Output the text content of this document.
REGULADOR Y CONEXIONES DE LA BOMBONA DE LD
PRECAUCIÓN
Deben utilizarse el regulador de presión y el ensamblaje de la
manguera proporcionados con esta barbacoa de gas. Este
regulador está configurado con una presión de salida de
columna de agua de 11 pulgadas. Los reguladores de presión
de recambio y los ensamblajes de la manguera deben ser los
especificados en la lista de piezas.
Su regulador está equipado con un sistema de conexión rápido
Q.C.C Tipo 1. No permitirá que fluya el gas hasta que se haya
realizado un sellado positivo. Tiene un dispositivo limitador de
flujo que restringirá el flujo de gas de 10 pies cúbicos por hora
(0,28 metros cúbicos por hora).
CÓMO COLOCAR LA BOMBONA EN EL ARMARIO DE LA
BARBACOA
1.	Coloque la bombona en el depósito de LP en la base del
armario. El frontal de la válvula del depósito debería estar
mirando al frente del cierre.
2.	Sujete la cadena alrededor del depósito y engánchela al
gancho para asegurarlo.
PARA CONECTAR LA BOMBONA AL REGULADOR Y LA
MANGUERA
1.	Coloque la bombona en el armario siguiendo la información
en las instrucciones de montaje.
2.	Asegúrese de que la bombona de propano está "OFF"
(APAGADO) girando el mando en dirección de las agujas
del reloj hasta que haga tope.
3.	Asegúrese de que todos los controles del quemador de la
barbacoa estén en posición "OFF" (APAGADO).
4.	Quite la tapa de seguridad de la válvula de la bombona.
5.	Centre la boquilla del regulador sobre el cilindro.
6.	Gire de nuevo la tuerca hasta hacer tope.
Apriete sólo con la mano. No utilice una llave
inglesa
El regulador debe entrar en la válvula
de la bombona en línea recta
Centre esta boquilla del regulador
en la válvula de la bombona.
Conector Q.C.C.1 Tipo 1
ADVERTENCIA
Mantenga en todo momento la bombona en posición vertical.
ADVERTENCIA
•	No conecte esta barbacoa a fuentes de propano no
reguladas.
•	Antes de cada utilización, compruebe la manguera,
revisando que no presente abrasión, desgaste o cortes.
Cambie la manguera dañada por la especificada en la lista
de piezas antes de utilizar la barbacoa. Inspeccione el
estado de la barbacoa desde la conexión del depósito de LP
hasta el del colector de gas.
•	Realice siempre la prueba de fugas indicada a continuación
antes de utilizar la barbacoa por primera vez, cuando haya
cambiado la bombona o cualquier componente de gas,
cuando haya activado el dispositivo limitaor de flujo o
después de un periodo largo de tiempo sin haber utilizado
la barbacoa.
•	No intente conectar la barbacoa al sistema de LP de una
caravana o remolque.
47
--
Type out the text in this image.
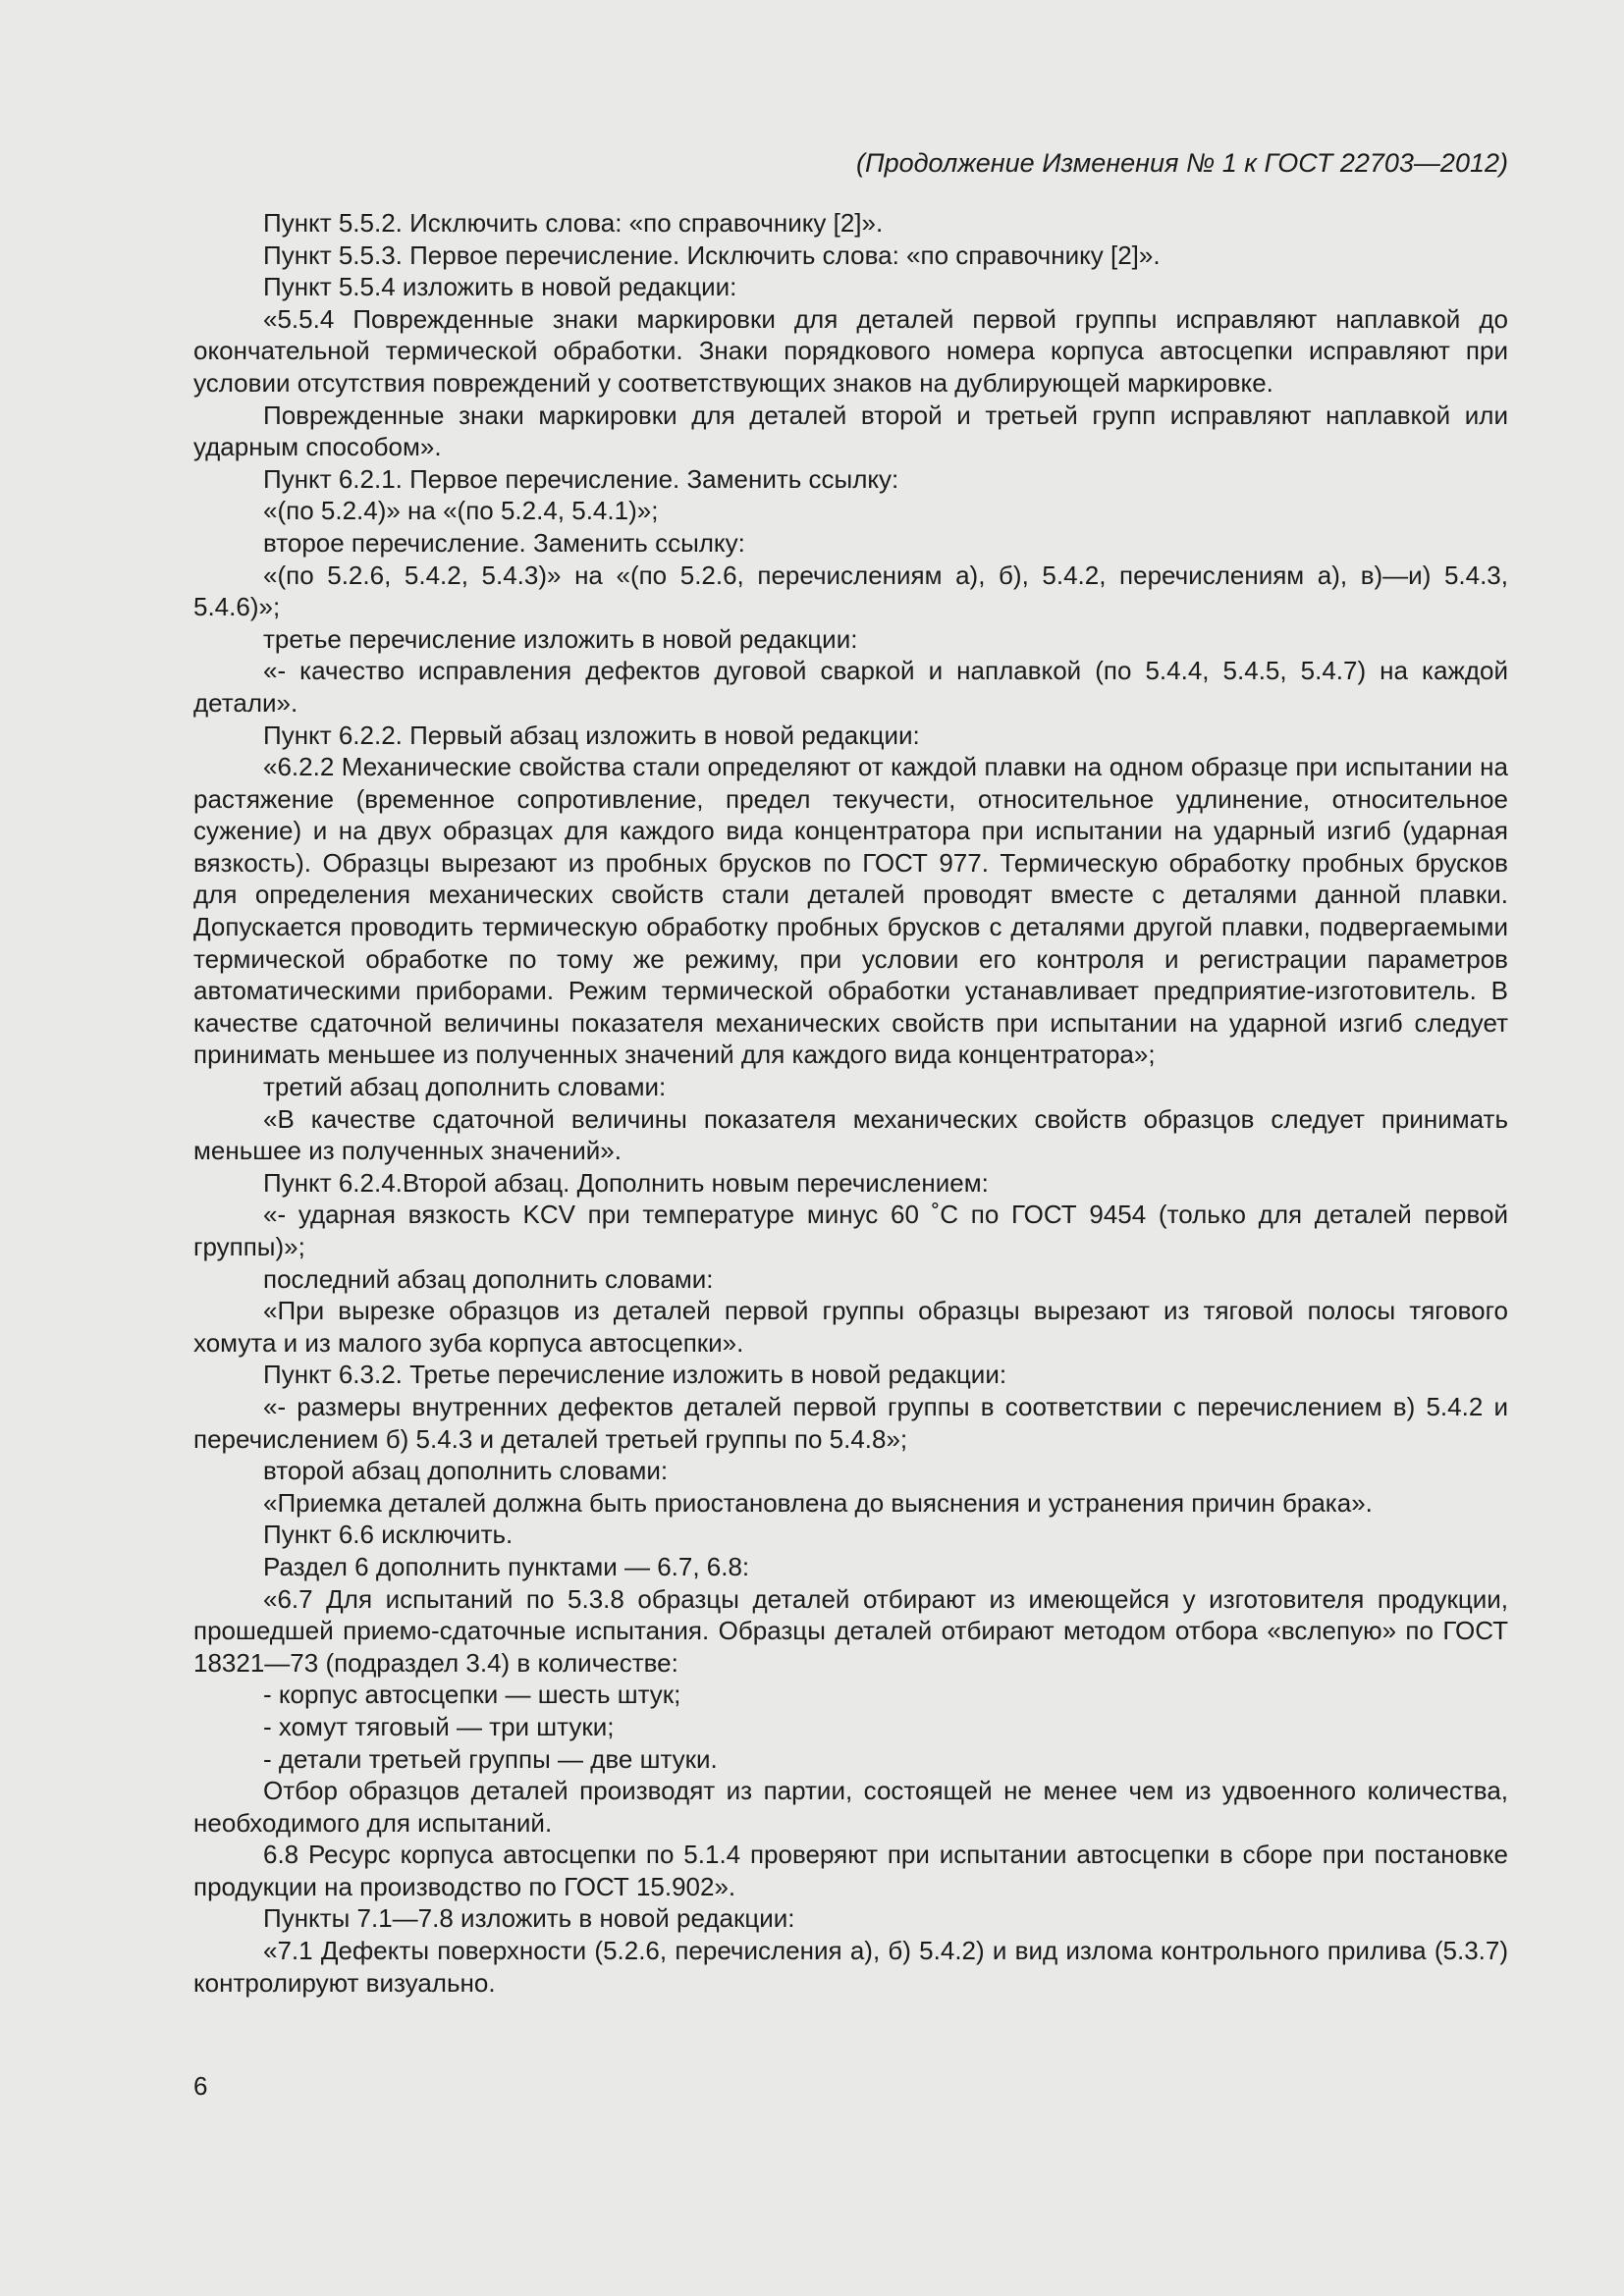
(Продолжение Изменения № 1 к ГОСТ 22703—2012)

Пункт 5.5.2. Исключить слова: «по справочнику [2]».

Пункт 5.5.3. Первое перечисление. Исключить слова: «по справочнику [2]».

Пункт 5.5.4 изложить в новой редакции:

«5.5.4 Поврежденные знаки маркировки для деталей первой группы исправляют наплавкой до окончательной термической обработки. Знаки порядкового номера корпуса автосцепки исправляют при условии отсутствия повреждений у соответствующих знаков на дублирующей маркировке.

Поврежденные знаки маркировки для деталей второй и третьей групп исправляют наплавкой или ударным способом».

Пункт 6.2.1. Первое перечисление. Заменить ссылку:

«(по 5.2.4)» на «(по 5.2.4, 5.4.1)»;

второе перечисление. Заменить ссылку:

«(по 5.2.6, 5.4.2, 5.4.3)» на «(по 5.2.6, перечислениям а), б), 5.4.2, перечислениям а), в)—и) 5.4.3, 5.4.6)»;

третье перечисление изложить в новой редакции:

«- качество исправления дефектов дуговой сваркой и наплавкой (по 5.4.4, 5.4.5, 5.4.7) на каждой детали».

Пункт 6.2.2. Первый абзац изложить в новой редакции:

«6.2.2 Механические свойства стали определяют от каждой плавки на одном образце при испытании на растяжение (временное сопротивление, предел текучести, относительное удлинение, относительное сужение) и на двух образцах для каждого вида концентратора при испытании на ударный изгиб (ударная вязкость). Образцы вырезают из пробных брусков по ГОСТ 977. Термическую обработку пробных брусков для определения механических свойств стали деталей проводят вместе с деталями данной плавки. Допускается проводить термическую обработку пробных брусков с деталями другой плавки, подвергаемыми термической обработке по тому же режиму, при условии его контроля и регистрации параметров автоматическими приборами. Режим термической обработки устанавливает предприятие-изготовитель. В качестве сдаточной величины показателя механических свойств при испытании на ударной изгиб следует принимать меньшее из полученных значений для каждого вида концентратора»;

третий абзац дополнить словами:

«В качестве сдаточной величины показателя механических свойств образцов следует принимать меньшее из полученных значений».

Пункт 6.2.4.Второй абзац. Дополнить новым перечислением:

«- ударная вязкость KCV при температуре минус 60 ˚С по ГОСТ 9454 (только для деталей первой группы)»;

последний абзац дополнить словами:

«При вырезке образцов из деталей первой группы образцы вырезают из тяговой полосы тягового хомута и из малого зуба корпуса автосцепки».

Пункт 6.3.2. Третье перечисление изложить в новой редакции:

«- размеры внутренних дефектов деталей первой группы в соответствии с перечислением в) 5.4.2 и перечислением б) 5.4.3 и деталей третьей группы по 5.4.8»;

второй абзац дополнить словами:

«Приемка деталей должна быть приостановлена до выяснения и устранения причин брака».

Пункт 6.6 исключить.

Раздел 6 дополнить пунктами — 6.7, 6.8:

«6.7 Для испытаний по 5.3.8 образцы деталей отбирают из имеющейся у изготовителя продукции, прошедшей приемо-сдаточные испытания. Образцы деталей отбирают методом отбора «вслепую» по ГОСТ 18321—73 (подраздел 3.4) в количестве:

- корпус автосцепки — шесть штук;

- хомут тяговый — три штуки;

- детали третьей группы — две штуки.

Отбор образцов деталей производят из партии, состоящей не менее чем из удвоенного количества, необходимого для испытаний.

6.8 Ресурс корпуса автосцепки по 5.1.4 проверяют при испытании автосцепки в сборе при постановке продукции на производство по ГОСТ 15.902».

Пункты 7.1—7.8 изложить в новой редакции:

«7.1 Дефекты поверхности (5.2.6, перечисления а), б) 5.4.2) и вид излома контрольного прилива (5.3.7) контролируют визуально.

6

What you have to do: Among the entries, how many lines contain the string "третьей"? Give the number without anything else.

Right answer: 3